* **EXERCISE OBJECTIVE**
Only the number is wanted: count the lines that contain "were".
▼▼▼
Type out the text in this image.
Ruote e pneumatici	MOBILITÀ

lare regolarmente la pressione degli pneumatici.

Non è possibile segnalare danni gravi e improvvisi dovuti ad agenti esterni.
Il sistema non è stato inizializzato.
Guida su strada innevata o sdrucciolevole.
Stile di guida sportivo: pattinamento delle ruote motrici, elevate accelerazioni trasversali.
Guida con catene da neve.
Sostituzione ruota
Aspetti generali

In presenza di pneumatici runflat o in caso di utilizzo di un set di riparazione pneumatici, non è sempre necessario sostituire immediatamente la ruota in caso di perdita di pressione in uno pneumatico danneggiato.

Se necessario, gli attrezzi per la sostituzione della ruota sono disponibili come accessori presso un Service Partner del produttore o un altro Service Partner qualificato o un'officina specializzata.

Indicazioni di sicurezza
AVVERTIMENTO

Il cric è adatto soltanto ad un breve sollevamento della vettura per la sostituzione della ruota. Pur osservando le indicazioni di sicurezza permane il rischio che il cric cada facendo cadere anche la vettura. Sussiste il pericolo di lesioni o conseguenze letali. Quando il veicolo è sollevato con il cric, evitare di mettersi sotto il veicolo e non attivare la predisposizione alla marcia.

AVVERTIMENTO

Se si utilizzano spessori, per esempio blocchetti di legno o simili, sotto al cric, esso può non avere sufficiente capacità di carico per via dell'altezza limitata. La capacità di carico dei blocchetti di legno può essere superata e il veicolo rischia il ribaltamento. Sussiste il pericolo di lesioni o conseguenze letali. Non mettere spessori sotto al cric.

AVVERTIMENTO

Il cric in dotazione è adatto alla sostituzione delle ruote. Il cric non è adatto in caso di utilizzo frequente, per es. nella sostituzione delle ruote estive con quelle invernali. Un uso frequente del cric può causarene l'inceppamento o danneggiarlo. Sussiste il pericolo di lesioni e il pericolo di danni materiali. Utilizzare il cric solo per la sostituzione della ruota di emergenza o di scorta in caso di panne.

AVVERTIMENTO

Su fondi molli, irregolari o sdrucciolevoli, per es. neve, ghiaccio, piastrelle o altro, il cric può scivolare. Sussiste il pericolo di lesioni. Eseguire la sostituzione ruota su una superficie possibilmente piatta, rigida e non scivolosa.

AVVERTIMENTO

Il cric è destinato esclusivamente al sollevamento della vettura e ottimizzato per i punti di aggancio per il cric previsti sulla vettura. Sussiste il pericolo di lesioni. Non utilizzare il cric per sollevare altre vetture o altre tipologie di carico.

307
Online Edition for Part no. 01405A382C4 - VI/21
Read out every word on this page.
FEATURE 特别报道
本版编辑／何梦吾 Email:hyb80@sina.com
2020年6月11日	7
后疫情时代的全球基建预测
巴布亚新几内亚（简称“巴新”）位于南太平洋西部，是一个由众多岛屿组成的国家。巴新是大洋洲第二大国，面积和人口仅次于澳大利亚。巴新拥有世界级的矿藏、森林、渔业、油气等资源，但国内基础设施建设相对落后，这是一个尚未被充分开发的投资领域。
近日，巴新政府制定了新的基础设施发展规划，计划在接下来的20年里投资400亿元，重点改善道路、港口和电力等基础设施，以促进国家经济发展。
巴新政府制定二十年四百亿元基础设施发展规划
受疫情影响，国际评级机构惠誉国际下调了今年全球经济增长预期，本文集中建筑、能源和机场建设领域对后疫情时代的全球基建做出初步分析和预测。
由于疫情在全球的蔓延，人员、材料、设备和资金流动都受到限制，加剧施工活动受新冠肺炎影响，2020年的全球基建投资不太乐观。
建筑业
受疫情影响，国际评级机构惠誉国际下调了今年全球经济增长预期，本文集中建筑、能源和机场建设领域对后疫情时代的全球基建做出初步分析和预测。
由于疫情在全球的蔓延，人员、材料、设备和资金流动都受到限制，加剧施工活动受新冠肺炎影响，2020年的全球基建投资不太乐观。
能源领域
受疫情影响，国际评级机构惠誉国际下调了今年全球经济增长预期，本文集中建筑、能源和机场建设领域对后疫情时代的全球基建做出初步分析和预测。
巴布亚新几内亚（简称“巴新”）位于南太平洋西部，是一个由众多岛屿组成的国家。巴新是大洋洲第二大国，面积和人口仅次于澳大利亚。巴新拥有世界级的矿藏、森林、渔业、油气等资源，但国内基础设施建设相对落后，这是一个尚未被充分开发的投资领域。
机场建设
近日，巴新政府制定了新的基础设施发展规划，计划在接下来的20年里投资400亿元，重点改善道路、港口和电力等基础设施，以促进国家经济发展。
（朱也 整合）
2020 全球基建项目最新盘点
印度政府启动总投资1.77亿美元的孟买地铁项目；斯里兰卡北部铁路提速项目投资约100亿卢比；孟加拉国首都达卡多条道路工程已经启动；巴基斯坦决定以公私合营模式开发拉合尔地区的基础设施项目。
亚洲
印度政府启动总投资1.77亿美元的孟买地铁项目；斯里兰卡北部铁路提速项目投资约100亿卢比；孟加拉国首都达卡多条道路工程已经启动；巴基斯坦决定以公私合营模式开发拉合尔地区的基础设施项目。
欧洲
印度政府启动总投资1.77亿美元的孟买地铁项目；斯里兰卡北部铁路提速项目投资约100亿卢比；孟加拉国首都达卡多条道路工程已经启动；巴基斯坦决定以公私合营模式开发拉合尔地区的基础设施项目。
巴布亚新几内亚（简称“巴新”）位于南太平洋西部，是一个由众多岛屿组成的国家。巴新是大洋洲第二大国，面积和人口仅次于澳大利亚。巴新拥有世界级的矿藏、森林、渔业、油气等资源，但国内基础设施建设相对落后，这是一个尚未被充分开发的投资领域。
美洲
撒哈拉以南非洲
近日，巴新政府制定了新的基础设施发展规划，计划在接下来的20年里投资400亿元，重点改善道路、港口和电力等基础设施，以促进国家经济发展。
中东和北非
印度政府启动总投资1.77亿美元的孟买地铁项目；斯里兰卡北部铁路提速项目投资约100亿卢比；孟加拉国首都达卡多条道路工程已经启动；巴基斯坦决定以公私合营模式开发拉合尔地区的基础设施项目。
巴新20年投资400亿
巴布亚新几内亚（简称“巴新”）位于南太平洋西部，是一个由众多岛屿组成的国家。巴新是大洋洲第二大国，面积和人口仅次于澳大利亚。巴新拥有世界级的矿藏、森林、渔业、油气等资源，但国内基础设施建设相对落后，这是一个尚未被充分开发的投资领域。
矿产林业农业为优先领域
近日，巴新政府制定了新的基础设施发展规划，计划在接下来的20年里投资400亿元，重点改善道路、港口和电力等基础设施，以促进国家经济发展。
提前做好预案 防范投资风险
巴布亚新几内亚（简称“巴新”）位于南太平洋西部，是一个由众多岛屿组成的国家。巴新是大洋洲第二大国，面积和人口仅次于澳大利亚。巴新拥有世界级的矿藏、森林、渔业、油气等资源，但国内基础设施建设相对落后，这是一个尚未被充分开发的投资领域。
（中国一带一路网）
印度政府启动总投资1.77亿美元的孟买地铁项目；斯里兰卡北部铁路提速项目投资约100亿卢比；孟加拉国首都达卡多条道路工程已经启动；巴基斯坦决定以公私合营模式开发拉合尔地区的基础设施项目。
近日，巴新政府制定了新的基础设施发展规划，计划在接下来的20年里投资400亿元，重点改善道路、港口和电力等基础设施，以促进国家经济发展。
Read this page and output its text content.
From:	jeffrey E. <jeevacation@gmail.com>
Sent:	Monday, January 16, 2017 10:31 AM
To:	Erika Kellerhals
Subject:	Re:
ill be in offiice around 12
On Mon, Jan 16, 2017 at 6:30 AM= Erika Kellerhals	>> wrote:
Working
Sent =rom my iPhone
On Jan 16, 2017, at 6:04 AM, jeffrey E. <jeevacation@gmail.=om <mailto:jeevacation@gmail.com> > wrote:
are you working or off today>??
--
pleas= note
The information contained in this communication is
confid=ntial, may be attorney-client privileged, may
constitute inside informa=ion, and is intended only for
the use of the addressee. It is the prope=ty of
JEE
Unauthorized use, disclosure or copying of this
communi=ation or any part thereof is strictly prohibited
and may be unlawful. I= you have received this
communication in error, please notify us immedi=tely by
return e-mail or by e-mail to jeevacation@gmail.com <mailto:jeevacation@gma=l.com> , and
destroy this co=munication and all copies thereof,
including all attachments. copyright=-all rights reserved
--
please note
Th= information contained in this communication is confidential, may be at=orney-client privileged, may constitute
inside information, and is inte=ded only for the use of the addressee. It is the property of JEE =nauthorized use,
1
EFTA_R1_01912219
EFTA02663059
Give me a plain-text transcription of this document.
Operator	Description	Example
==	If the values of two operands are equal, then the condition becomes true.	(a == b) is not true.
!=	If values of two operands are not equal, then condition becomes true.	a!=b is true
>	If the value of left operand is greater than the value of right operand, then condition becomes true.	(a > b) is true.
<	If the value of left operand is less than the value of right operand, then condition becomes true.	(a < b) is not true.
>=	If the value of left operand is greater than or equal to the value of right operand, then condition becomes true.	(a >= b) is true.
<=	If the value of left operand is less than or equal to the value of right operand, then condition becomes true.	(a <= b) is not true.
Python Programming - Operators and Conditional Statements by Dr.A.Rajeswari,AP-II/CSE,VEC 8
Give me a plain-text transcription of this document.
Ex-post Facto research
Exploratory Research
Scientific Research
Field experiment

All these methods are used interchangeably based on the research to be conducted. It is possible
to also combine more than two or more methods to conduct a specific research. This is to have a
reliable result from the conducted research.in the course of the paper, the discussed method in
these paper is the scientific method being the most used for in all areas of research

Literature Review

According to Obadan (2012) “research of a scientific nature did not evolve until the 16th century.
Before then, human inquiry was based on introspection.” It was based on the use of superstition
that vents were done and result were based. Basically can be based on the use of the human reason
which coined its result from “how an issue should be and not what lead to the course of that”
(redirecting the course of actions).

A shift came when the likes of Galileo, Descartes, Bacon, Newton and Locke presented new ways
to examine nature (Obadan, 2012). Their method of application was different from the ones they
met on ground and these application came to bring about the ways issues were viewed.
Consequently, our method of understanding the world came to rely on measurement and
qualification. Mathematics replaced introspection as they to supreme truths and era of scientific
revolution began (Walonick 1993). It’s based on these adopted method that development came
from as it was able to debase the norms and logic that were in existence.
▲▲▲
* **EXERCISE RESULT**
3